* Directions for this task:
Copy each line below in which the string "Type" occurs.

* Data shown:
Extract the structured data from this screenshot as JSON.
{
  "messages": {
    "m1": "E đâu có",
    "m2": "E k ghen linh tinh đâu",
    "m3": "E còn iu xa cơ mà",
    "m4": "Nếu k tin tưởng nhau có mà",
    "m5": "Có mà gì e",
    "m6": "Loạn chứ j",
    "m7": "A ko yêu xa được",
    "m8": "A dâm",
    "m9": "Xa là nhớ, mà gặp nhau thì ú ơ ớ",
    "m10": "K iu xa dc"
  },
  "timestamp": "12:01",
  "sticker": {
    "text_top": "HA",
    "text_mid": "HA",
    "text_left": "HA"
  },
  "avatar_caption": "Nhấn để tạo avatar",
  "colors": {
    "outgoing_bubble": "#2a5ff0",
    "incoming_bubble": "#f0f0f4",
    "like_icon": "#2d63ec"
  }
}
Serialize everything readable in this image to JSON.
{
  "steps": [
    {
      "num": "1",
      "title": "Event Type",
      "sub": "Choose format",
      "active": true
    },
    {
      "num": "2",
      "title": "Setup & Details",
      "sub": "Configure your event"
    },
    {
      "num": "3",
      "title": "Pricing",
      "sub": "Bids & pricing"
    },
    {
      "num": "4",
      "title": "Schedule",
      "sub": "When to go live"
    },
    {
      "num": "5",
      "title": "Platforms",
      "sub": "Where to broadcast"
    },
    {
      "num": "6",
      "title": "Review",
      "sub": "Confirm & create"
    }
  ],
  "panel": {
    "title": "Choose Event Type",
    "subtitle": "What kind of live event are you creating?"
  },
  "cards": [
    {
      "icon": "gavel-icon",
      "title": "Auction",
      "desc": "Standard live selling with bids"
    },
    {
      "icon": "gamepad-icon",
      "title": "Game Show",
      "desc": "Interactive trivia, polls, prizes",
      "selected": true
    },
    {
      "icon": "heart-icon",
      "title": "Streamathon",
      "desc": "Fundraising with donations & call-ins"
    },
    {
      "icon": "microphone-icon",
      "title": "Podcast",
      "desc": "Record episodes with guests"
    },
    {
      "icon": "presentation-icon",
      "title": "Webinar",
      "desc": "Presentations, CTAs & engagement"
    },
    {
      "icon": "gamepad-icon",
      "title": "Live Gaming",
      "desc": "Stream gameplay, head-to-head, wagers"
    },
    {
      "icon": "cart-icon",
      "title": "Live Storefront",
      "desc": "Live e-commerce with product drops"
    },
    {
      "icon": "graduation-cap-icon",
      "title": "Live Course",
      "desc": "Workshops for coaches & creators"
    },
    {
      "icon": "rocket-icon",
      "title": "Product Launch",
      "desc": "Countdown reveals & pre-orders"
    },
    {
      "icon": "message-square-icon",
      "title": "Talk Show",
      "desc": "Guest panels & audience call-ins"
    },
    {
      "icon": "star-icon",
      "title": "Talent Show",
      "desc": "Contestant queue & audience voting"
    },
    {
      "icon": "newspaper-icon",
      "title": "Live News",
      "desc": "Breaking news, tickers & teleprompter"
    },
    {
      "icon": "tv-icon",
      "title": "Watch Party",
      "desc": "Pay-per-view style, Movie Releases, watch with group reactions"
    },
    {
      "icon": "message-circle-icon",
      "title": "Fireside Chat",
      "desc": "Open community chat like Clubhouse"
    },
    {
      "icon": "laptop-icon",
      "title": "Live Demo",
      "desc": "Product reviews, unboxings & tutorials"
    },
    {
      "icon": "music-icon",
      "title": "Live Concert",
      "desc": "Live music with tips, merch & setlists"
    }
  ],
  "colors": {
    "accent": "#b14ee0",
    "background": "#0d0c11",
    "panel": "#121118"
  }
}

* Written response:
      "title": "Event Type",
    "title": "Choose Event Type",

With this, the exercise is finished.